TASK BRIEF - The data below is to be returned in full and exactly.
◆ ◆ ◆ ◆ ◆
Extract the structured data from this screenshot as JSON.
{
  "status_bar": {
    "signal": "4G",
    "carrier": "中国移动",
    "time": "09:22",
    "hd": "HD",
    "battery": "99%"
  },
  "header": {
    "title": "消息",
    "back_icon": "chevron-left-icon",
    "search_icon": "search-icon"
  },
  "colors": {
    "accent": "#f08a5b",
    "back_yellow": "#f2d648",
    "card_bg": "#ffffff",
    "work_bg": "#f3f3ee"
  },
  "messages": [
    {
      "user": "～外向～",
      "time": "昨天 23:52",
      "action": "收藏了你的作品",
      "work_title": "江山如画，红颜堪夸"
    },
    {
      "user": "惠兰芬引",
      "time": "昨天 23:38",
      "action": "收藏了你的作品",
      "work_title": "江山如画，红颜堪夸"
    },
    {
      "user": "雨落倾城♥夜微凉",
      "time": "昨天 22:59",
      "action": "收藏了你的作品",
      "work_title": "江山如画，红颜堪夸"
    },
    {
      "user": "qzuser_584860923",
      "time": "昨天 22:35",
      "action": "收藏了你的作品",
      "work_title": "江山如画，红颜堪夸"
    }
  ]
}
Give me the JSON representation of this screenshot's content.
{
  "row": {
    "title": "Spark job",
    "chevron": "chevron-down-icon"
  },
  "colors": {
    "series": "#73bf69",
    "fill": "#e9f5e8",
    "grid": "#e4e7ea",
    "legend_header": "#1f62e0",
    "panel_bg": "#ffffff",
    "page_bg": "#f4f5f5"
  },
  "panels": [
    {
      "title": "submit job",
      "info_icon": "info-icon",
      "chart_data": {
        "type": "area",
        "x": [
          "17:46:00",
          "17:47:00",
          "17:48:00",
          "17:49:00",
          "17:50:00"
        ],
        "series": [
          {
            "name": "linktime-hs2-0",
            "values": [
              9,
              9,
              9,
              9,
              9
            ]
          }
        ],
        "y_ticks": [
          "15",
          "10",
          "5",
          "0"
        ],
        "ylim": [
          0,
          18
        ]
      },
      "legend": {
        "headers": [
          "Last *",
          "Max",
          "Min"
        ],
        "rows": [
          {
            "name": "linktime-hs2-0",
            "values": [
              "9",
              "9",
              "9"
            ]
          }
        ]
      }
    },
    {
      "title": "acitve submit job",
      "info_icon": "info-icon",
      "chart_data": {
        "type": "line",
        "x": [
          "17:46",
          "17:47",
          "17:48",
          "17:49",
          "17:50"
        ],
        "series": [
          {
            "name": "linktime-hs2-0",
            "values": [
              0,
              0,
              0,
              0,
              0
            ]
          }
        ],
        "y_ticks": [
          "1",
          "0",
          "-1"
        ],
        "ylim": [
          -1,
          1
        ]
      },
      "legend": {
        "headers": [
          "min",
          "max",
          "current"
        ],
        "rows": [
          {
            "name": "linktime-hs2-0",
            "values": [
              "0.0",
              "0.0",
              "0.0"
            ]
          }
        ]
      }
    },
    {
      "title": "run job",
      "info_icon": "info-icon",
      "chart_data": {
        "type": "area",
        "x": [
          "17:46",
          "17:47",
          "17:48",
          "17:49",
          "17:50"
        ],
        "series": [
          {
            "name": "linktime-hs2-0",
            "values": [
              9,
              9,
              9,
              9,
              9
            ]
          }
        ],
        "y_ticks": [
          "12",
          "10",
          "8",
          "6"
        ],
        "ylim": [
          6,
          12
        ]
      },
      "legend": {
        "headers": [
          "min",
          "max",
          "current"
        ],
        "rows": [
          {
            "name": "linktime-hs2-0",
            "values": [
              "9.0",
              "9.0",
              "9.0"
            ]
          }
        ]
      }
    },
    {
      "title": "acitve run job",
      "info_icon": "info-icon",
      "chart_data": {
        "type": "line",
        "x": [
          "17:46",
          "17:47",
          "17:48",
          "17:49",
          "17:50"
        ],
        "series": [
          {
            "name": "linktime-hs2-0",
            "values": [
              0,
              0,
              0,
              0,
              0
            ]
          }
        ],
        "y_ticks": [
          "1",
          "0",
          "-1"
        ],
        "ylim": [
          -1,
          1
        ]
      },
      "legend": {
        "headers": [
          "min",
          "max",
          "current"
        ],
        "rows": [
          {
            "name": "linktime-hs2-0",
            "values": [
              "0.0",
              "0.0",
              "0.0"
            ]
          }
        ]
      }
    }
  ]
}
◆ ◆ ◆ ◆ ◆
OUTPUT OF THE EXERCISE -
Extract the structured data from this screenshot as JSON.
{
  "status_bar": {
    "signal": "4G",
    "carrier": "中国移动",
    "time": "09:22",
    "hd": "HD",
    "battery": "99%"
  },
  "header": {
    "title": "消息",
    "back_icon": "chevron-left-icon",
    "search_icon": "search-icon"
  },
  "colors": {
    "accent": "#f08a5b",
    "back_yellow": "#f2d648",
    "card_bg": "#ffffff",
    "work_bg": "#f3f3ee"
  },
  "messages": [
    {
      "user": "～外向～",
      "time": "昨天 23:52",
      "action": "收藏了你的作品",
      "work_title": "江山如画，红颜堪夸"
    },
    {
      "user": "惠兰芬引",
      "time": "昨天 23:38",
      "action": "收藏了你的作品",
      "work_title": "江山如画，红颜堪夸"
    },
    {
      "user": "雨落倾城♥夜微凉",
      "time": "昨天 22:59",
      "action": "收藏了你的作品",
      "work_title": "江山如画，红颜堪夸"
    },
    {
      "user": "qzuser_584860923",
      "time": "昨天 22:35",
      "action": "收藏了你的作品",
      "work_title": "江山如画，红颜堪夸"
    }
  ]
}
Give me the JSON representation of this screenshot's content.
{
  "row": {
    "title": "Spark job",
    "chevron": "chevron-down-icon"
  },
  "colors": {
    "series": "#73bf69",
    "fill": "#e9f5e8",
    "grid": "#e4e7ea",
    "legend_header": "#1f62e0",
    "panel_bg": "#ffffff",
    "page_bg": "#f4f5f5"
  },
  "panels": [
    {
      "title": "submit job",
      "info_icon": "info-icon",
      "chart_data": {
        "type": "area",
        "x": [
          "17:46:00",
          "17:47:00",
          "17:48:00",
          "17:49:00",
          "17:50:00"
        ],
        "series": [
          {
            "name": "linktime-hs2-0",
            "values": [
              9,
              9,
              9,
              9,
              9
            ]
          }
        ],
        "y_ticks": [
          "15",
          "10",
          "5",
          "0"
        ],
        "ylim": [
          0,
          18
        ]
      },
      "legend": {
        "headers": [
          "Last *",
          "Max",
          "Min"
        ],
        "rows": [
          {
            "name": "linktime-hs2-0",
            "values": [
              "9",
              "9",
              "9"
            ]
          }
        ]
      }
    },
    {
      "title": "acitve submit job",
      "info_icon": "info-icon",
      "chart_data": {
        "type": "line",
        "x": [
          "17:46",
          "17:47",
          "17:48",
          "17:49",
          "17:50"
        ],
        "series": [
          {
            "name": "linktime-hs2-0",
            "values": [
              0,
              0,
              0,
              0,
              0
            ]
          }
        ],
        "y_ticks": [
          "1",
          "0",
          "-1"
        ],
        "ylim": [
          -1,
          1
        ]
      },
      "legend": {
        "headers": [
          "min",
          "max",
          "current"
        ],
        "rows": [
          {
            "name": "linktime-hs2-0",
            "values": [
              "0.0",
              "0.0",
              "0.0"
            ]
          }
        ]
      }
    },
    {
      "title": "run job",
      "info_icon": "info-icon",
      "chart_data": {
        "type": "area",
        "x": [
          "17:46",
          "17:47",
          "17:48",
          "17:49",
          "17:50"
        ],
        "series": [
          {
            "name": "linktime-hs2-0",
            "values": [
              9,
              9,
              9,
              9,
              9
            ]
          }
        ],
        "y_ticks": [
          "12",
          "10",
          "8",
          "6"
        ],
        "ylim": [
          6,
          12
        ]
      },
      "legend": {
        "headers": [
          "min",
          "max",
          "current"
        ],
        "rows": [
          {
            "name": "linktime-hs2-0",
            "values": [
              "9.0",
              "9.0",
              "9.0"
            ]
          }
        ]
      }
    },
    {
      "title": "acitve run job",
      "info_icon": "info-icon",
      "chart_data": {
        "type": "line",
        "x": [
          "17:46",
          "17:47",
          "17:48",
          "17:49",
          "17:50"
        ],
        "series": [
          {
            "name": "linktime-hs2-0",
            "values": [
              0,
              0,
              0,
              0,
              0
            ]
          }
        ],
        "y_ticks": [
          "1",
          "0",
          "-1"
        ],
        "ylim": [
          -1,
          1
        ]
      },
      "legend": {
        "headers": [
          "min",
          "max",
          "current"
        ],
        "rows": [
          {
            "name": "linktime-hs2-0",
            "values": [
              "0.0",
              "0.0",
              "0.0"
            ]
          }
        ]
      }
    }
  ]
}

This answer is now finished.